**Material**
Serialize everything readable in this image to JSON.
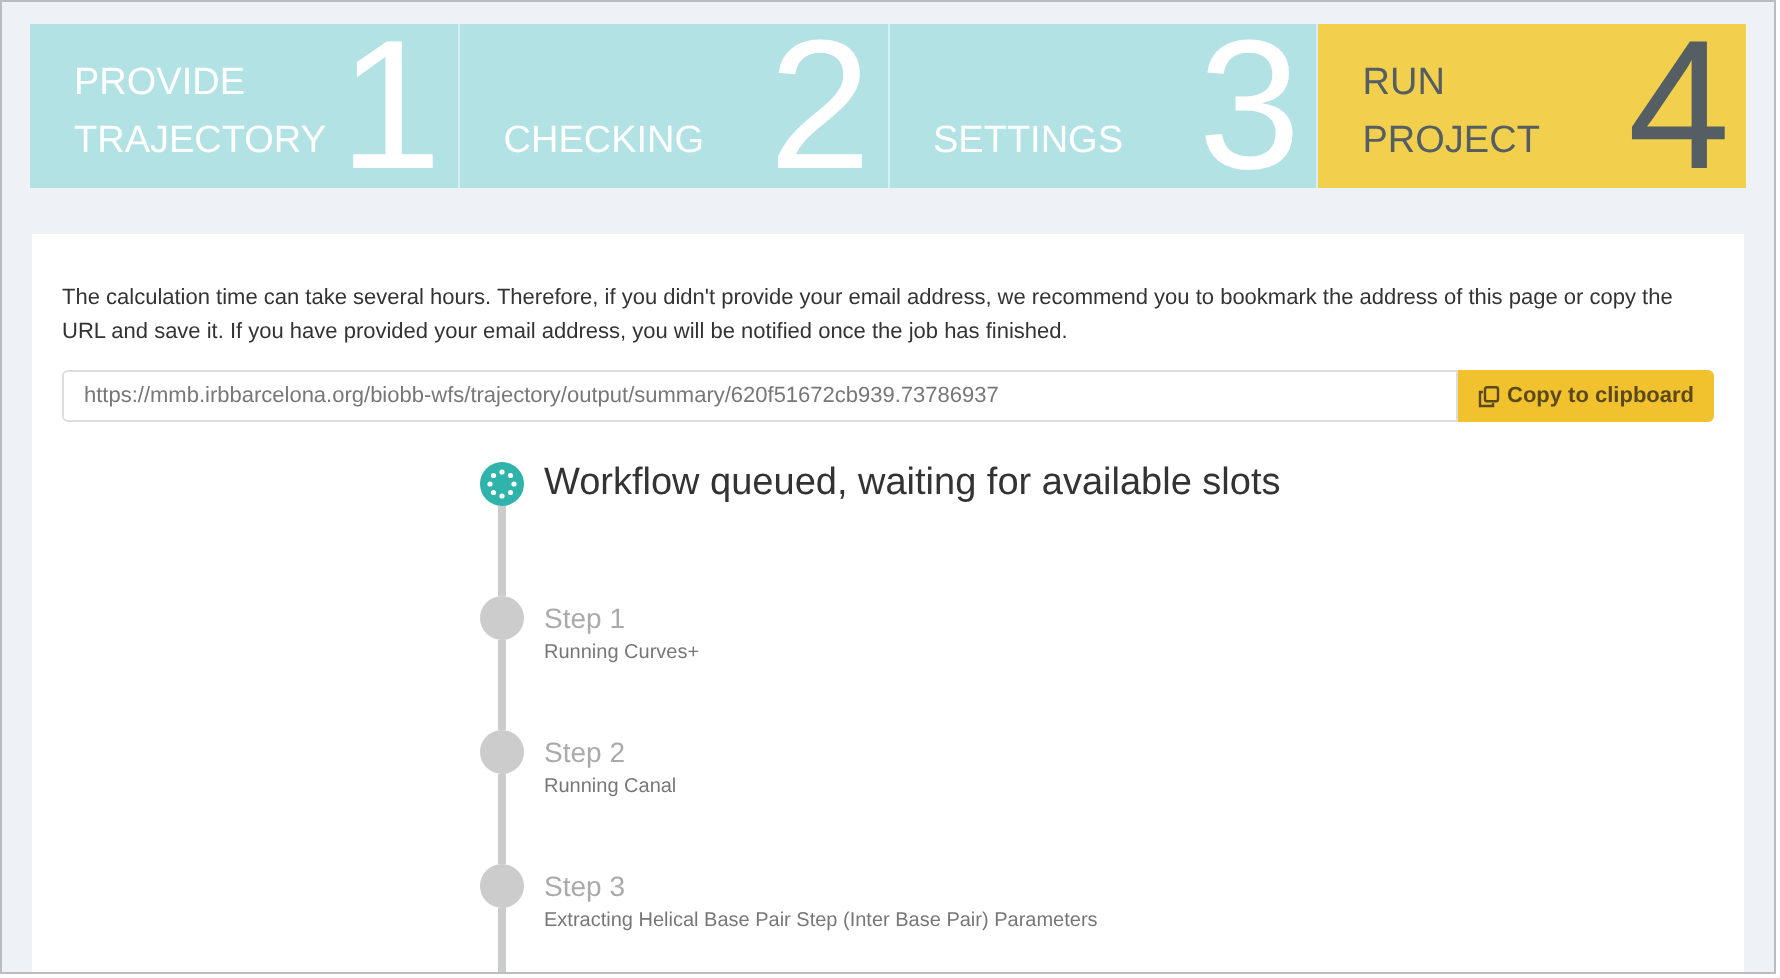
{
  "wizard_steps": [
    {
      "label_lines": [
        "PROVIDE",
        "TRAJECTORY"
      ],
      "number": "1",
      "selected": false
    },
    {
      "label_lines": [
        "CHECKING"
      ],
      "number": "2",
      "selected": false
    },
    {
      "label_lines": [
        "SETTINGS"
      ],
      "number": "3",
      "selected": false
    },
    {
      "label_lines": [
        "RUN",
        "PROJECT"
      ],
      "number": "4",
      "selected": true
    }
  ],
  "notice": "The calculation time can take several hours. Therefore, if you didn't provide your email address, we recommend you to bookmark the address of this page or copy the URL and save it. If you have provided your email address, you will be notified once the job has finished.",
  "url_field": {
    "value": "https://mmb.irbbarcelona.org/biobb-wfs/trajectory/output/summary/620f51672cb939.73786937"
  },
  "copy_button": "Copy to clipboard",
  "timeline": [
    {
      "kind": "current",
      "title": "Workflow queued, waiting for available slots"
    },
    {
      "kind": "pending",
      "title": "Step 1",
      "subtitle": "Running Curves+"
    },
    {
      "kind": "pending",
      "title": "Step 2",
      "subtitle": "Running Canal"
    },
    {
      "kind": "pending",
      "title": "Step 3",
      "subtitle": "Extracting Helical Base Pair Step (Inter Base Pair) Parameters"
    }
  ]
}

**Task to complete**
Show the lines of the data that hold the word "this".

**Completed exercise**
Serialize everything readable in this image to JSON.
  "notice": "The calculation time can take several hours. Therefore, if you didn't provide your email address, we recommend you to bookmark the address of this page or copy the URL and save it. If you have provided your email address, you will be notified once the job has finished.",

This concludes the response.